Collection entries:
————

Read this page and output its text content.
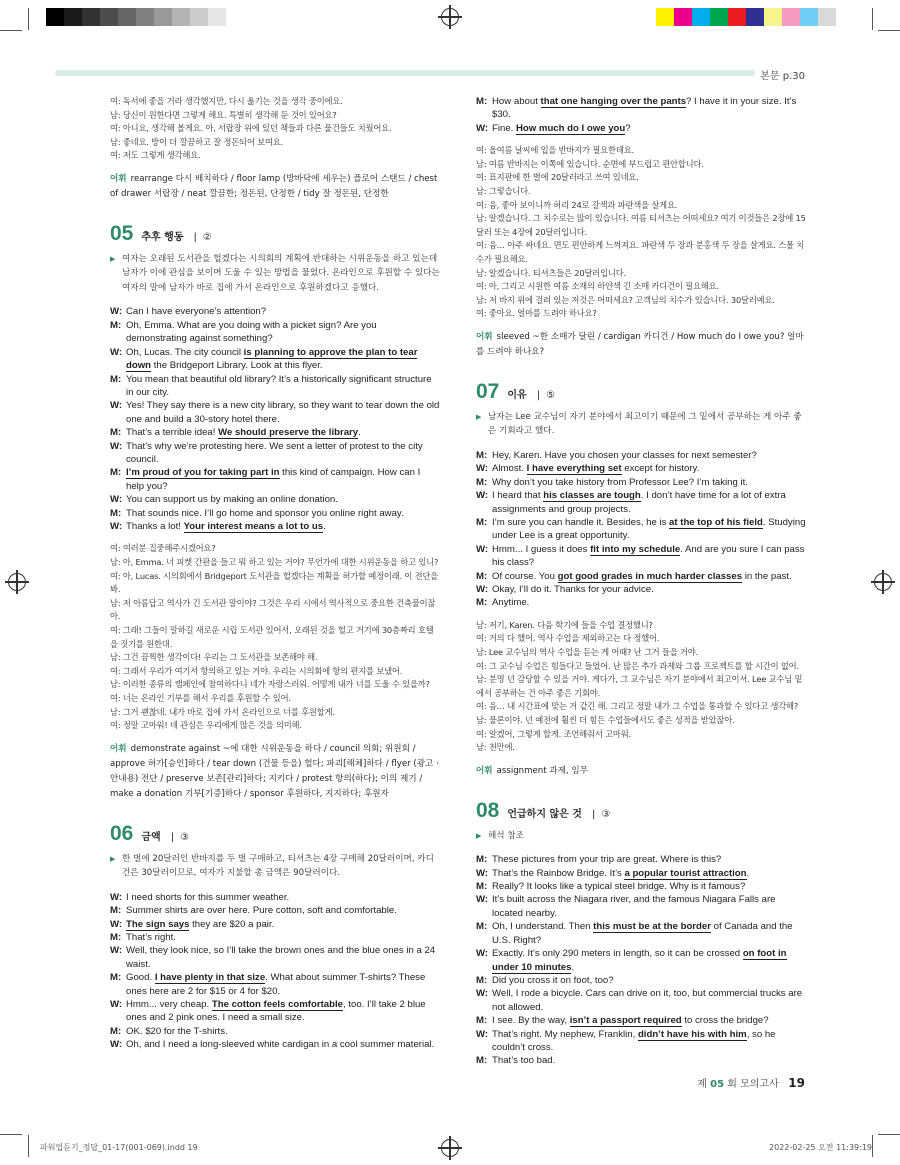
본문 p.30
여: 독서에 좋을 거라 생각했지만, 다시 옮기는 것을 생각 중이에요.
남: 당신이 원한다면 그렇게 해요. 특별히 생각해 둔 것이 있어요?
여: 아니요, 생각해 볼게요. 아, 서랍장 위에 있던 책들과 다른 물건들도 치웠어요.
남: 좋네요. 방이 더 깔끔하고 잘 정돈되어 보여요.
여: 저도 그렇게 생각해요.
어휘 rearrange 다시 배치하다 / floor lamp (방바닥에 세우는) 플로어 스탠드 / chest of drawer 서랍장 / neat 깔끔한; 정돈된, 단정한 / tidy 잘 정돈된, 단정한
05 추후 행동 | ②
▶ 여자는 오래된 도서관을 헐겠다는 시의회의 계획에 반대하는 시위운동을 하고 있는데 남자가 이에 관심을 보이며 도울 수 있는 방법을 물었다. 온라인으로 후원할 수 있다는 여자의 말에 남자가 바로 집에 가서 온라인으로 후원하겠다고 응했다.
W: Can I have everyone’s attention?
M: Oh, Emma. What are you doing with a picket sign? Are you demonstrating against something?
W: Oh, Lucas. The city council is planning to approve the plan to tear down the Bridgeport Library. Look at this flyer.
M: You mean that beautiful old library? It’s a historically significant structure in our city.
W: Yes! They say there is a new city library, so they want to tear down the old one and build a 30-story hotel there.
M: That’s a terrible idea! We should preserve the library.
W: That’s why we’re protesting here. We sent a letter of protest to the city council.
M: I’m proud of you for taking part in this kind of campaign. How can I help you?
W: You can support us by making an online donation.
M: That sounds nice. I’ll go home and sponsor you online right away.
W: Thanks a lot! Your interest means a lot to us.
여: 여러분 집중해주시겠어요?
남: 아, Emma. 너 피켓 간판을 들고 뭐 하고 있는 거야? 무언가에 대한 시위운동을 하고 있니?
여: 아, Lucas. 시의회에서 Bridgeport 도서관을 헐겠다는 계획을 허가할 예정이래. 이 전단을 봐.
남: 저 아름답고 역사가 긴 도서관 말이야? 그것은 우리 시에서 역사적으로 중요한 건축물이잖아.
여: 그래! 그들이 말하길 새로운 시립 도서관 있어서, 오래된 것을 헐고 거기에 30층짜리 호텔을 짓기를 원한대.
남: 그건 끔찍한 생각이다! 우리는 그 도서관을 보존해야 해.
여: 그래서 우리가 여기서 항의하고 있는 거야. 우리는 시의회에 항의 편지를 보냈어.
남: 이러한 종류의 캠페인에 참여하다니 네가 자랑스러워. 어떻게 내가 너를 도울 수 있을까?
여: 너는 온라인 기부를 해서 우리를 후원할 수 있어.
남: 그거 괜찮네. 내가 바로 집에 가서 온라인으로 너를 후원할게.
여: 정말 고마워! 네 관심은 우리에게 많은 것을 의미해.
어휘 demonstrate against ~에 대한 시위운동을 하다 / council 의회; 위원회 / approve 허가[승인]하다 / tear down (건물 등을) 헐다; 파괴[해체]하다 / flyer (광고 · 안내용) 전단 / preserve 보존[관리]하다; 지키다 / protest 항의(하다); 이의 제기 / make a donation 기부[기증]하다 / sponsor 후원하다, 지지하다; 후원자
06 금액 | ③
▶ 한 벌에 20달러인 반바지를 두 벌 구매하고, 티셔츠는 4장 구매해 20달러이며, 카디건은 30달러이므로, 여자가 지불할 총 금액은 90달러이다.
W: I need shorts for this summer weather.
M: Summer shirts are over here. Pure cotton, soft and comfortable.
W: The sign says they are $20 a pair.
M: That’s right.
W: Well, they look nice, so I’ll take the brown ones and the blue ones in a 24 waist.
M: Good. I have plenty in that size. What about summer T-shirts? These ones here are 2 for $15 or 4 for $20.
W: Hmm... very cheap. The cotton feels comfortable, too. I’ll take 2 blue ones and 2 pink ones. I need a small size.
M: OK. $20 for the T-shirts.
W: Oh, and I need a long-sleeved white cardigan in a cool summer material.
M: How about that one hanging over the pants? I have it in your size. It’s $30.
W: Fine. How much do I owe you?
여: 올여름 날씨에 입을 반바지가 필요한데요.
남: 여름 반바지는 이쪽에 있습니다. 순면에 부드럽고 편안합니다.
여: 표지판에 한 벌에 20달러라고 쓰여 있네요.
남: 그렇습니다.
여: 음, 좋아 보이니까 허리 24로 갈색과 파란색을 살게요.
남: 알겠습니다. 그 치수로는 많이 있습니다. 여름 티셔츠는 어떠세요? 여기 이것들은 2장에 15달러 또는 4장에 20달러입니다.
여: 음… 아주 싸네요. 면도 편안하게 느껴져요. 파란색 두 장과 분홍색 두 장을 살게요. 스몰 치수가 필요해요.
남: 알겠습니다. 티셔츠들은 20달러입니다.
여: 아, 그리고 시원한 여름 소재의 하얀색 긴 소매 카디건이 필요해요.
남: 저 바지 위에 걸려 있는 저것은 어떠세요? 고객님의 치수가 있습니다. 30달러예요.
여: 좋아요. 얼마를 드려야 하나요?
어휘 sleeved ~한 소매가 달린 / cardigan 카디건 / How much do I owe you? 얼마를 드려야 하나요?
07 이유 | ⑤
▶ 남자는 Lee 교수님이 자기 분야에서 최고이기 때문에 그 밑에서 공부하는 게 아주 좋은 기회라고 했다.
M: Hey, Karen. Have you chosen your classes for next semester?
W: Almost. I have everything set except for history.
M: Why don’t you take history from Professor Lee? I’m taking it.
W: I heard that his classes are tough. I don’t have time for a lot of extra assignments and group projects.
M: I’m sure you can handle it. Besides, he is at the top of his field. Studying under Lee is a great opportunity.
W: Hmm... I guess it does fit into my schedule. And are you sure I can pass his class?
M: Of course. You got good grades in much harder classes in the past.
W: Okay, I’ll do it. Thanks for your advice.
M: Anytime.
남: 저기, Karen. 다음 학기에 들을 수업 결정했니?
여: 거의 다 했어. 역사 수업을 제외하고는 다 정했어.
남: Lee 교수님의 역사 수업을 듣는 게 어때? 난 그거 들을 거야.
여: 그 교수님 수업은 힘들다고 들었어. 난 많은 추가 과제와 그룹 프로젝트를 할 시간이 없어.
남: 분명 넌 감당할 수 있을 거야. 게다가, 그 교수님은 자기 분야에서 최고이셔. Lee 교수님 밑에서 공부하는 건 아주 좋은 기회야.
여: 음… 내 시간표에 맞는 거 같긴 해. 그리고 정말 내가 그 수업을 통과할 수 있다고 생각해?
남: 물론이야. 넌 예전에 훨씬 더 힘든 수업들에서도 좋은 성적을 받았잖아.
여: 알겠어, 그렇게 할게. 조언해줘서 고마워.
남: 천만에.
어휘 assignment 과제, 임무
08 언급하지 않은 것 | ③
▶ 해석 참조
M: These pictures from your trip are great. Where is this?
W: That’s the Rainbow Bridge. It’s a popular tourist attraction.
M: Really? It looks like a typical steel bridge. Why is it famous?
W: It’s built across the Niagara river, and the famous Niagara Falls are located nearby.
M: Oh, I understand. Then this must be at the border of Canada and the U.S. Right?
W: Exactly. It’s only 290 meters in length, so it can be crossed on foot in under 10 minutes.
M: Did you cross it on foot, too?
W: Well, I rode a bicycle. Cars can drive on it, too, but commercial trucks are not allowed.
M: I see. By the way, isn’t a passport required to cross the bridge?
W: That’s right. My nephew, Franklin, didn’t have his with him, so he couldn’t cross.
M: That’s too bad.
제 05 회 모의고사 19
파워업듣기_정답_01-17(001-069).indd 19	2022-02-25 오전 11:39:19
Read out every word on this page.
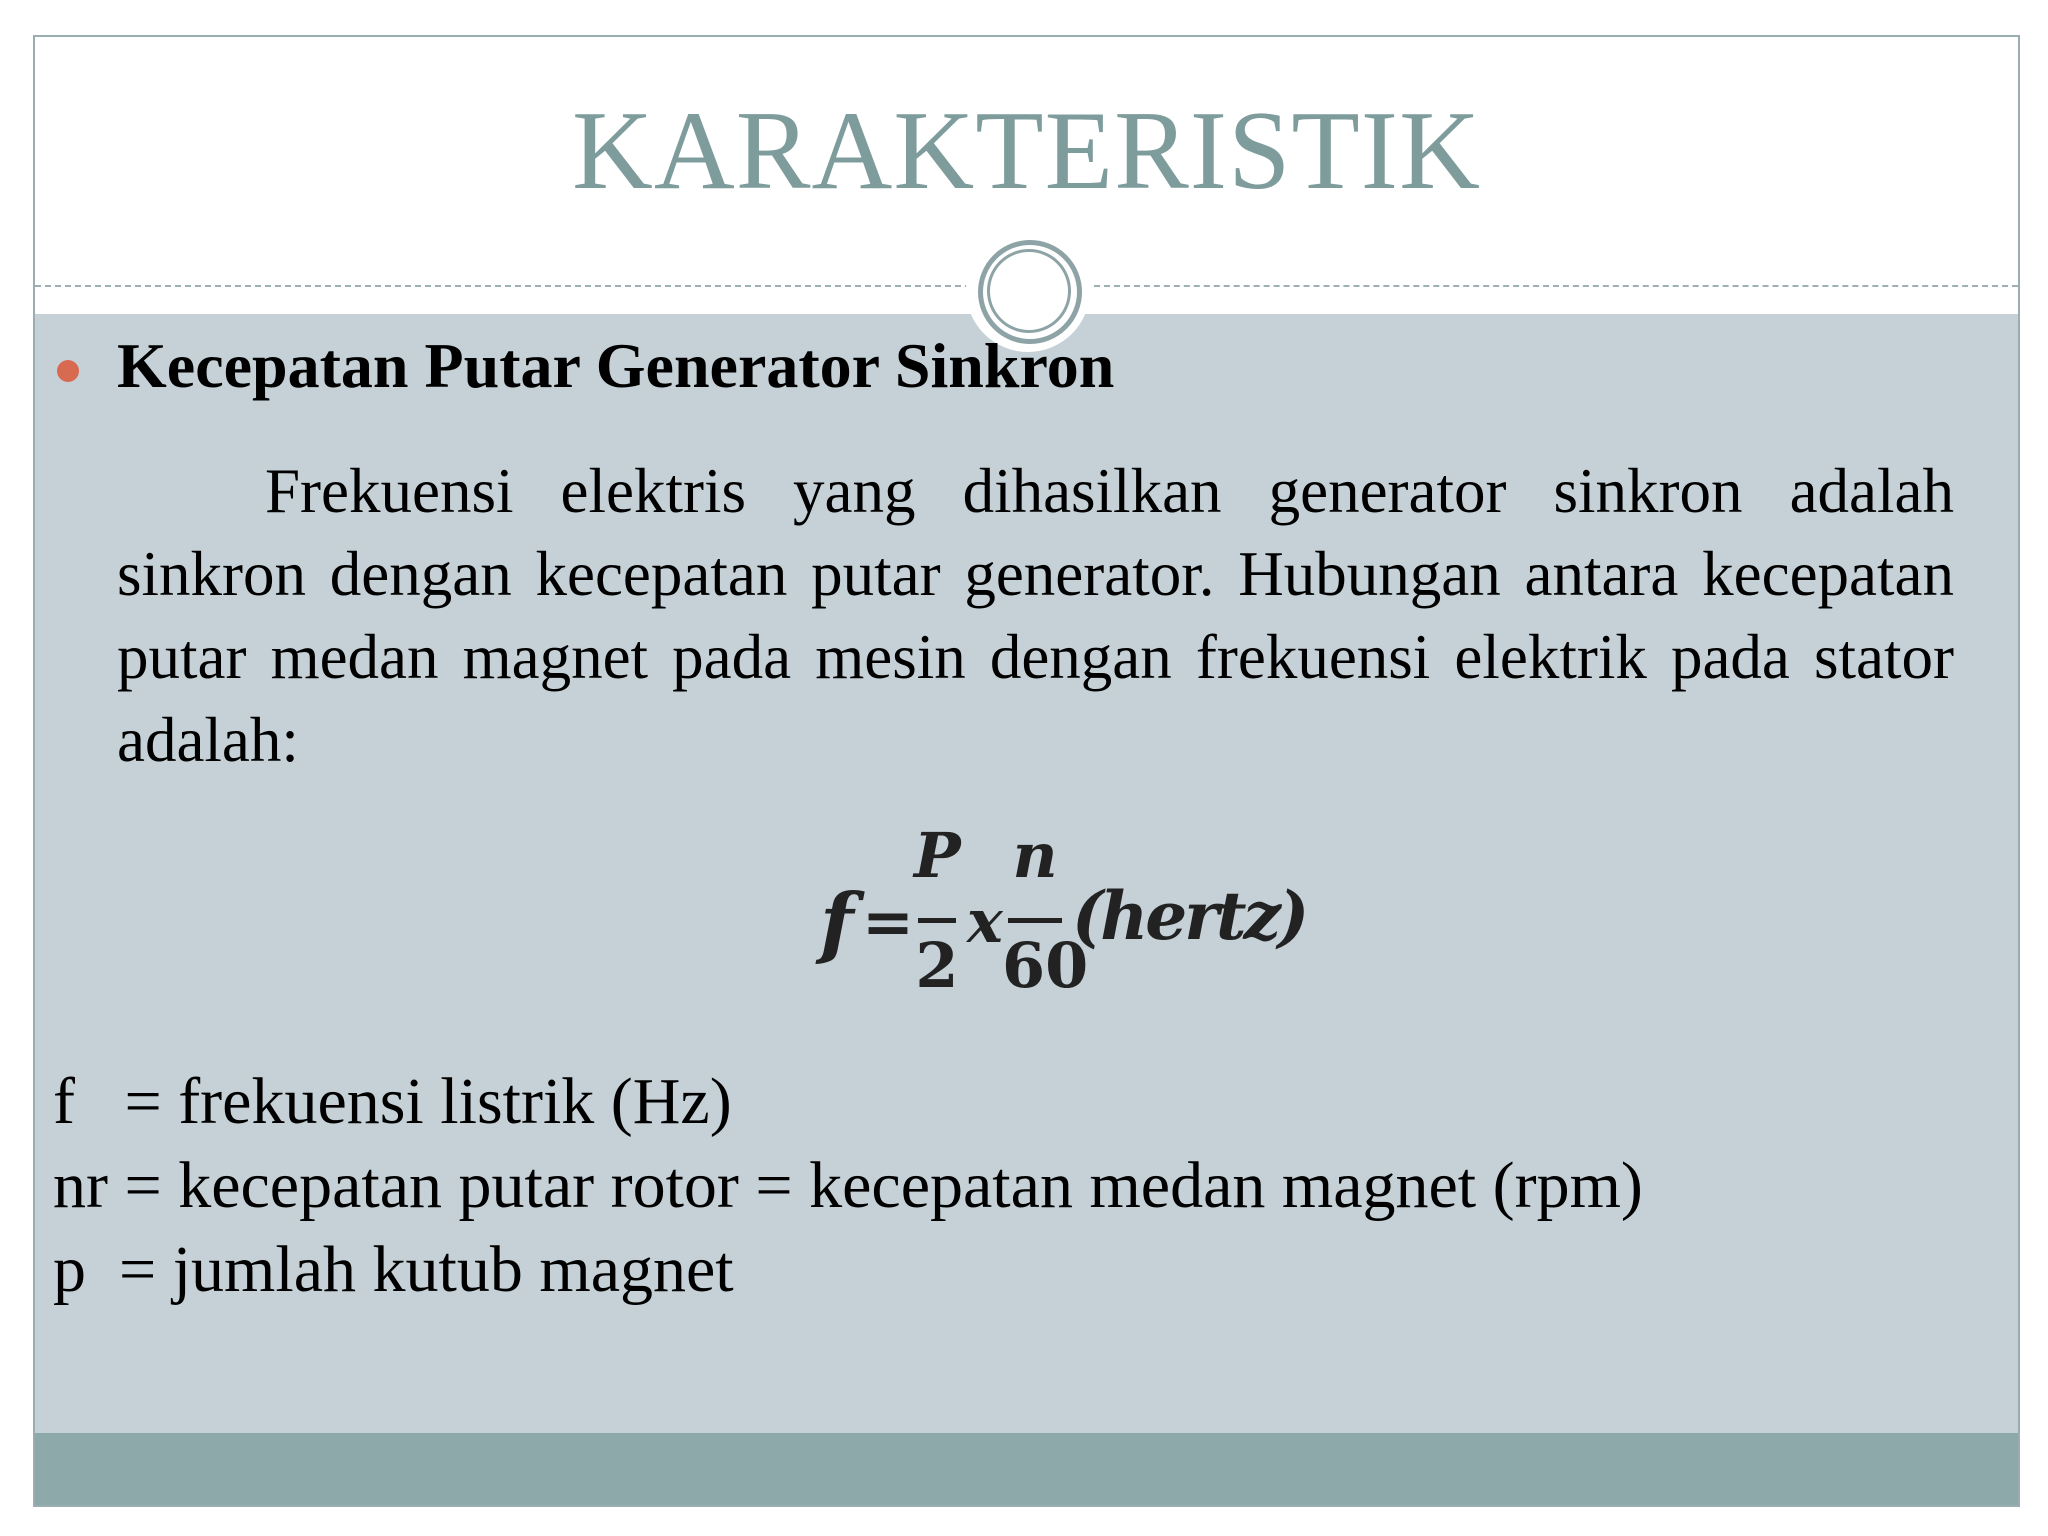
KARAKTERISTIK
Kecepatan Putar Generator Sinkron

Frekuensi elektris yang dihasilkan generator sinkron adalah sinkron dengan kecepatan putar generator. Hubungan antara kecepatan putar medan magnet pada mesin dengan frekuensi elektrik pada stator adalah:

f =
P
2
x
n
60
(hertz)
f   = frekuensi listrik (Hz)
nr = kecepatan putar rotor = kecepatan medan magnet (rpm)
p  = jumlah kutub magnet
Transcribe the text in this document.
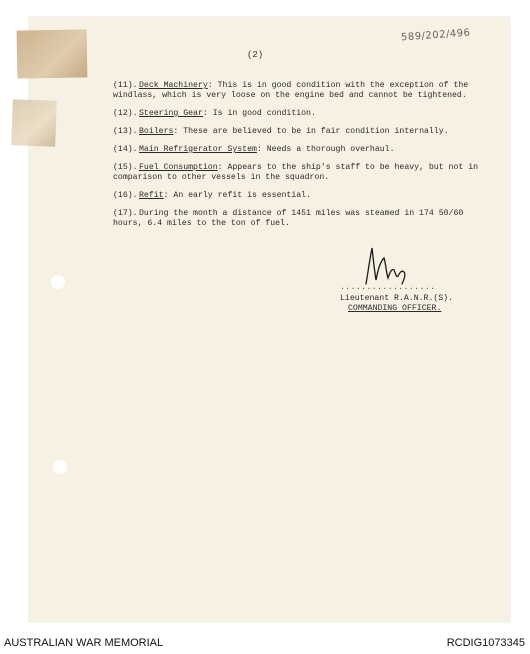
589/202/496
(2)
(11).Deck Machinery: This is in good condition with the exception of the windlass, which is very loose on the engine bed and cannot be tightened.
(12).Steering Gear: Is in good condition.
(13).Boilers: These are believed to be in fair condition internally.
(14).Main Refrigerator System: Needs a thorough overhaul.
(15).Fuel Consumption: Appears to the ship's staff to be heavy, but not in comparison to other vessels in the squadron.
(16).Refit: An early refit is essential.
(17).During the month a distance of 1451 miles was steamed in 174 50/60 hours, 6.4 miles to the ton of fuel.
..................
Lieutenant R.A.N.R.(S).
COMMANDING OFFICER.
AUSTRALIAN WAR MEMORIAL	RCDIG1073345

————

Leave out the pictures, and extract exactly the lines from the one with "Transcribe the text in this document." through the end of the records, both ends included.

Transcribe the text in this document.
589/202/496
(2)
(11).Deck Machinery: This is in good condition with the exception of the windlass, which is very loose on the engine bed and cannot be tightened.
(12).Steering Gear: Is in good condition.
(13).Boilers: These are believed to be in fair condition internally.
(14).Main Refrigerator System: Needs a thorough overhaul.
(15).Fuel Consumption: Appears to the ship's staff to be heavy, but not in comparison to other vessels in the squadron.
(16).Refit: An early refit is essential.
(17).During the month a distance of 1451 miles was steamed in 174 50/60 hours, 6.4 miles to the ton of fuel.
..................
Lieutenant R.A.N.R.(S).
COMMANDING OFFICER.
AUSTRALIAN WAR MEMORIAL	RCDIG1073345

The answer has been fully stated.